Filter the entries that follow, copying every line in which the word "page" appears.
>> BEGIN
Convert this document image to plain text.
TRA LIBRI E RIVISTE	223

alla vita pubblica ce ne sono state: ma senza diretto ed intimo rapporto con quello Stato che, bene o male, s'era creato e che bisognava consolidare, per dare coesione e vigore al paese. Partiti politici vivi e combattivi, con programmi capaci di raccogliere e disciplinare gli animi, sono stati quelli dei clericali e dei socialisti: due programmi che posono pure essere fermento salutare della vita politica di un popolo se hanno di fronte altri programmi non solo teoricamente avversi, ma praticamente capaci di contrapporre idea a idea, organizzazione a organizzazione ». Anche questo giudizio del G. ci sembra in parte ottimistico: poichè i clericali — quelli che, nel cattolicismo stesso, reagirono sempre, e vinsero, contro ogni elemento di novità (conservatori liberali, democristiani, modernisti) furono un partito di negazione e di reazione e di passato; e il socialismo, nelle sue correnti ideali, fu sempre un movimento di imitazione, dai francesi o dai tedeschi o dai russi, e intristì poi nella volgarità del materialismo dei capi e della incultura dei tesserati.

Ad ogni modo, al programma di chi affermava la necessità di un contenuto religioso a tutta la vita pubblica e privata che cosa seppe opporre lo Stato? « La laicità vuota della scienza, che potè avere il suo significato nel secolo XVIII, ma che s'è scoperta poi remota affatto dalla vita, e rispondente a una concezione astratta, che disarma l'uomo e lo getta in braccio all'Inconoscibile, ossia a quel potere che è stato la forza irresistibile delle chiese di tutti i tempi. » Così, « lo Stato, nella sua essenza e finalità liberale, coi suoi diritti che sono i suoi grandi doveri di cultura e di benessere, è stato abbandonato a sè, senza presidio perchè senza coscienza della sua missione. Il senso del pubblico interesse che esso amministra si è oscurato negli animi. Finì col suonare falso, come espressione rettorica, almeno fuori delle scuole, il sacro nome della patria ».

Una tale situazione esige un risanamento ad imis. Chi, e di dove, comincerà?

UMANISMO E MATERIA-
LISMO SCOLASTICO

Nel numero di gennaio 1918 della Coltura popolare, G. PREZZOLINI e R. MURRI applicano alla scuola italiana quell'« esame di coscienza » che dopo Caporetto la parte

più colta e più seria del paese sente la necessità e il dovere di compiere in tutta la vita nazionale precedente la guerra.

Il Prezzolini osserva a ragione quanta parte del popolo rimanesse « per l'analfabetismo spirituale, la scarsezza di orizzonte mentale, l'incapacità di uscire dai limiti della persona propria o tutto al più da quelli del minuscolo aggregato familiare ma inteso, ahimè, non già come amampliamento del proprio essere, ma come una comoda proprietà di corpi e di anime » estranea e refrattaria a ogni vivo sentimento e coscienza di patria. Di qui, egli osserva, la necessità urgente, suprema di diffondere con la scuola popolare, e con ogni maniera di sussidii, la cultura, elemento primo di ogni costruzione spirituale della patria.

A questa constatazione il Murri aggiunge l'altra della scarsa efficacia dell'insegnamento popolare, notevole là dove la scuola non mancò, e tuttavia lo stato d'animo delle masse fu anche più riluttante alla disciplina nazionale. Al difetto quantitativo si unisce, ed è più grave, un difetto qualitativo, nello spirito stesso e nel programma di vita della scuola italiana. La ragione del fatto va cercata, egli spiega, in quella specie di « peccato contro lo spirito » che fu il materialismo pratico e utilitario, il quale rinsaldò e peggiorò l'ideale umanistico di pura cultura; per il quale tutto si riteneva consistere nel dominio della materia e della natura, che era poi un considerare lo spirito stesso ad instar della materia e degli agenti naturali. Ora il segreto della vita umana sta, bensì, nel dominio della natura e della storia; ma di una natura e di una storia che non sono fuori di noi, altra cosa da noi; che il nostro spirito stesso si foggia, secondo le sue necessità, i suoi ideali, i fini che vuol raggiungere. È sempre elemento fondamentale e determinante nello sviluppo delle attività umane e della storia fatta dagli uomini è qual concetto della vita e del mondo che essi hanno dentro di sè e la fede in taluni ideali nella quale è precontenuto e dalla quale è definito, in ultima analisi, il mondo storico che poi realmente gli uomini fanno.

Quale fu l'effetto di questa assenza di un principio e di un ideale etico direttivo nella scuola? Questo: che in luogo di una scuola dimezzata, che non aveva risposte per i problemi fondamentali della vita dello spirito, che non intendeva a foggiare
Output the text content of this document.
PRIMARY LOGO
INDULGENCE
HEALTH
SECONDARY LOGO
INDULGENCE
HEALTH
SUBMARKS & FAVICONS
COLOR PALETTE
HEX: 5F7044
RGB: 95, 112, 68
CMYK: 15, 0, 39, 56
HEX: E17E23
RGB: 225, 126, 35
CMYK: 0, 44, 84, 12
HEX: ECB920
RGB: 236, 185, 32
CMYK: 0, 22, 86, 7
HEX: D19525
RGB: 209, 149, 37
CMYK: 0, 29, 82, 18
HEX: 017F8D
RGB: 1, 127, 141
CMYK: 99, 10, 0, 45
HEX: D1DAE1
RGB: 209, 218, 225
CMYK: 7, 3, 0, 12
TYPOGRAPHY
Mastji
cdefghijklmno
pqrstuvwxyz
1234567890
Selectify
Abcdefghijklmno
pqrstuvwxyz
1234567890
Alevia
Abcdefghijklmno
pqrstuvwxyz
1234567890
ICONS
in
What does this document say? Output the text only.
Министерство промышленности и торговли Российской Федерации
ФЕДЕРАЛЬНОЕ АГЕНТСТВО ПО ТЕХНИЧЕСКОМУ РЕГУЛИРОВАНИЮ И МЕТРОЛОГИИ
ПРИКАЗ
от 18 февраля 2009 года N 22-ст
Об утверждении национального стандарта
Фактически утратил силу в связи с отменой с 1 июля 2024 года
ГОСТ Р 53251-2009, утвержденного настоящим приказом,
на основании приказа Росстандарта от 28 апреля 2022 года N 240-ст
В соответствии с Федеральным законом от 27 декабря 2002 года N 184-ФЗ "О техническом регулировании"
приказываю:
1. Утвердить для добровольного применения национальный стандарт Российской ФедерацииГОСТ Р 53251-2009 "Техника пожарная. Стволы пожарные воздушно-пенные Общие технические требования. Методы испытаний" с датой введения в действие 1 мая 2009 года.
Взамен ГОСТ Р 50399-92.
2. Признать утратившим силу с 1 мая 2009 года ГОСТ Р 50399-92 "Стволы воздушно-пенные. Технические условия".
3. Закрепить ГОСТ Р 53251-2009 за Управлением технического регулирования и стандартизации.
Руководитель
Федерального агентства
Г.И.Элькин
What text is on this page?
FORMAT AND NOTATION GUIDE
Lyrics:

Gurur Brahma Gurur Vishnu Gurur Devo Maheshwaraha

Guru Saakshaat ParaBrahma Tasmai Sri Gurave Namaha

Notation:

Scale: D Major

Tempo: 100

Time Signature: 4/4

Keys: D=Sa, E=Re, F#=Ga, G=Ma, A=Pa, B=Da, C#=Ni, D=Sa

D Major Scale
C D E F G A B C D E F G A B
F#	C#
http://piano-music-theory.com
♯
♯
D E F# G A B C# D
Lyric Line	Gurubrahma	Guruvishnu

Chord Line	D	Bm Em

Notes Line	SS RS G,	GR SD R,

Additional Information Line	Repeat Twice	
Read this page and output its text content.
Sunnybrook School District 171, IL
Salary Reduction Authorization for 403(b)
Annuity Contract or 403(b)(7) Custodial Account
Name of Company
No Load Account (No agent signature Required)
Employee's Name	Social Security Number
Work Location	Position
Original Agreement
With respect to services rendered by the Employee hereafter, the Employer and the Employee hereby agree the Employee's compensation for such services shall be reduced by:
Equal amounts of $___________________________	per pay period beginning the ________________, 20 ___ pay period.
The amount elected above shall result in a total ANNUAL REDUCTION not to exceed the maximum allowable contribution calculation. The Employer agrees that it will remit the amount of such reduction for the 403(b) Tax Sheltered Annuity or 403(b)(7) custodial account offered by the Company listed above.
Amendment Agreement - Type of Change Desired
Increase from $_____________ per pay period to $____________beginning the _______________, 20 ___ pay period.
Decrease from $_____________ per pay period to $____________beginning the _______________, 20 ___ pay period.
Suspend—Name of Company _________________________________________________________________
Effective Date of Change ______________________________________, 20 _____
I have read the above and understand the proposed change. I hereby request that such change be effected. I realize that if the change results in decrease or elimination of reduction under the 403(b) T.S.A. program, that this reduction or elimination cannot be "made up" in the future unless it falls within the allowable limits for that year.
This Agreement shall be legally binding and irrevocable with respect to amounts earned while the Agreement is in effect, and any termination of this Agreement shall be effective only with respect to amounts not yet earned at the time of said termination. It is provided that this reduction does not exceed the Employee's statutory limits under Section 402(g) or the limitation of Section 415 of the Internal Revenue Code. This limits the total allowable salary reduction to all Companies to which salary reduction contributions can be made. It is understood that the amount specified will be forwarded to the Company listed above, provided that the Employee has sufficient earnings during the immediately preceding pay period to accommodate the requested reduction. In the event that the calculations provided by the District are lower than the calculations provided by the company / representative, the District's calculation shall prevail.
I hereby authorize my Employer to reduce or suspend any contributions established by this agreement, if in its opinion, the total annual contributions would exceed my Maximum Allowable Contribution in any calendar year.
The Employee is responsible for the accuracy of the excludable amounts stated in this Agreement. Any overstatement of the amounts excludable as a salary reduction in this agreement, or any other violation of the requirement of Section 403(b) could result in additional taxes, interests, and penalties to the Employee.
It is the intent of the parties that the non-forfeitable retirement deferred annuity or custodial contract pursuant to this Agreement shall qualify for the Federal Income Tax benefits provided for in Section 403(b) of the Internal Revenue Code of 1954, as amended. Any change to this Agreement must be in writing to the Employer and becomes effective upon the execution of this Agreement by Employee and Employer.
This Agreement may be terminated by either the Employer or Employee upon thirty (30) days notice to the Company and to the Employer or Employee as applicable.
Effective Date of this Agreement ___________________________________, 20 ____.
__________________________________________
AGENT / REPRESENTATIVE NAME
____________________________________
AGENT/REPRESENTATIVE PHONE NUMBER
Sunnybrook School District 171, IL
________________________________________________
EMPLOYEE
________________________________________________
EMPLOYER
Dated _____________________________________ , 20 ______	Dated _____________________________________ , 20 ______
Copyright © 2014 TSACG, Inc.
>> END
**TASK OUTPUT**:
What text is on this page?
Read this page and output its text content.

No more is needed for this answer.